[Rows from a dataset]
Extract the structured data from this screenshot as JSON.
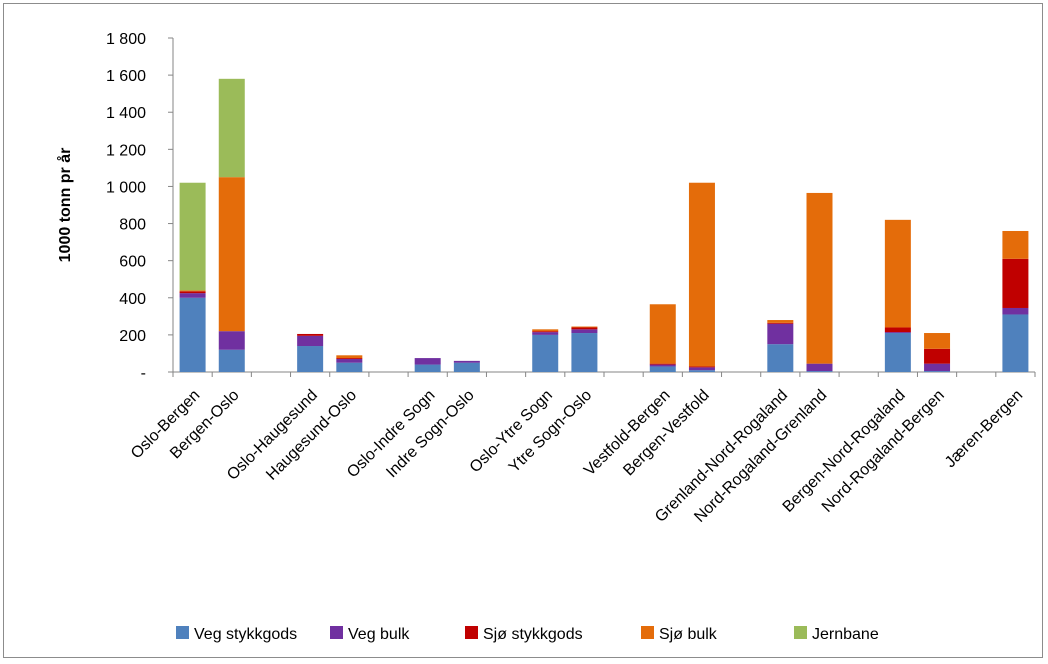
{
  "chart_data": {
    "type": "bar",
    "stacked": true,
    "title": "",
    "xlabel": "",
    "ylabel": "1000 tonn pr år",
    "ylim": [
      0,
      1800
    ],
    "yticks": [
      {
        "value": 0,
        "label": "-"
      },
      {
        "value": 200,
        "label": "200"
      },
      {
        "value": 400,
        "label": "400"
      },
      {
        "value": 600,
        "label": "600"
      },
      {
        "value": 800,
        "label": "800"
      },
      {
        "value": 1000,
        "label": "1 000"
      },
      {
        "value": 1200,
        "label": "1 200"
      },
      {
        "value": 1400,
        "label": "1 400"
      },
      {
        "value": 1600,
        "label": "1 600"
      },
      {
        "value": 1800,
        "label": "1 800"
      }
    ],
    "grid": false,
    "legend_position": "bottom",
    "categories": [
      "Oslo-Bergen",
      "Bergen-Oslo",
      "",
      "Oslo-Haugesund",
      "Haugesund-Oslo",
      "",
      "Oslo-Indre Sogn",
      "Indre Sogn-Oslo",
      "",
      "Oslo-Ytre Sogn",
      "Ytre Sogn-Oslo",
      "",
      "Vestfold-Bergen",
      "Bergen-Vestfold",
      "",
      "Grenland-Nord-Rogaland",
      "Nord-Rogaland-Grenland",
      "",
      "Bergen-Nord-Rogaland",
      "Nord-Rogaland-Bergen",
      "",
      "Jæren-Bergen"
    ],
    "series": [
      {
        "name": "Veg stykkgods",
        "color": "#4f81bd",
        "values": [
          400,
          120,
          0,
          140,
          50,
          0,
          40,
          50,
          0,
          200,
          210,
          0,
          30,
          10,
          0,
          150,
          5,
          0,
          210,
          5,
          0,
          310
        ]
      },
      {
        "name": "Veg bulk",
        "color": "#7030a0",
        "values": [
          25,
          100,
          0,
          55,
          20,
          0,
          35,
          10,
          0,
          15,
          20,
          0,
          10,
          15,
          0,
          110,
          40,
          0,
          5,
          40,
          0,
          35
        ]
      },
      {
        "name": "Sjø stykkgods",
        "color": "#c00000",
        "values": [
          10,
          0,
          0,
          10,
          5,
          0,
          0,
          0,
          0,
          5,
          10,
          0,
          5,
          5,
          0,
          5,
          0,
          0,
          25,
          80,
          0,
          265
        ]
      },
      {
        "name": "Sjø bulk",
        "color": "#e46c0a",
        "values": [
          5,
          830,
          0,
          0,
          15,
          0,
          0,
          0,
          0,
          10,
          5,
          0,
          320,
          990,
          0,
          15,
          920,
          0,
          580,
          85,
          0,
          150
        ]
      },
      {
        "name": "Jernbane",
        "color": "#9bbb59",
        "values": [
          580,
          530,
          0,
          0,
          0,
          0,
          0,
          0,
          0,
          0,
          0,
          0,
          0,
          0,
          0,
          0,
          0,
          0,
          0,
          0,
          0,
          0
        ]
      }
    ]
  }
}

> The problem
Scan the material above. Extract every line in which the word "stykkgods" occurs.

> Exercise output
        "name": "Veg stykkgods",
        "name": "Sjø stykkgods",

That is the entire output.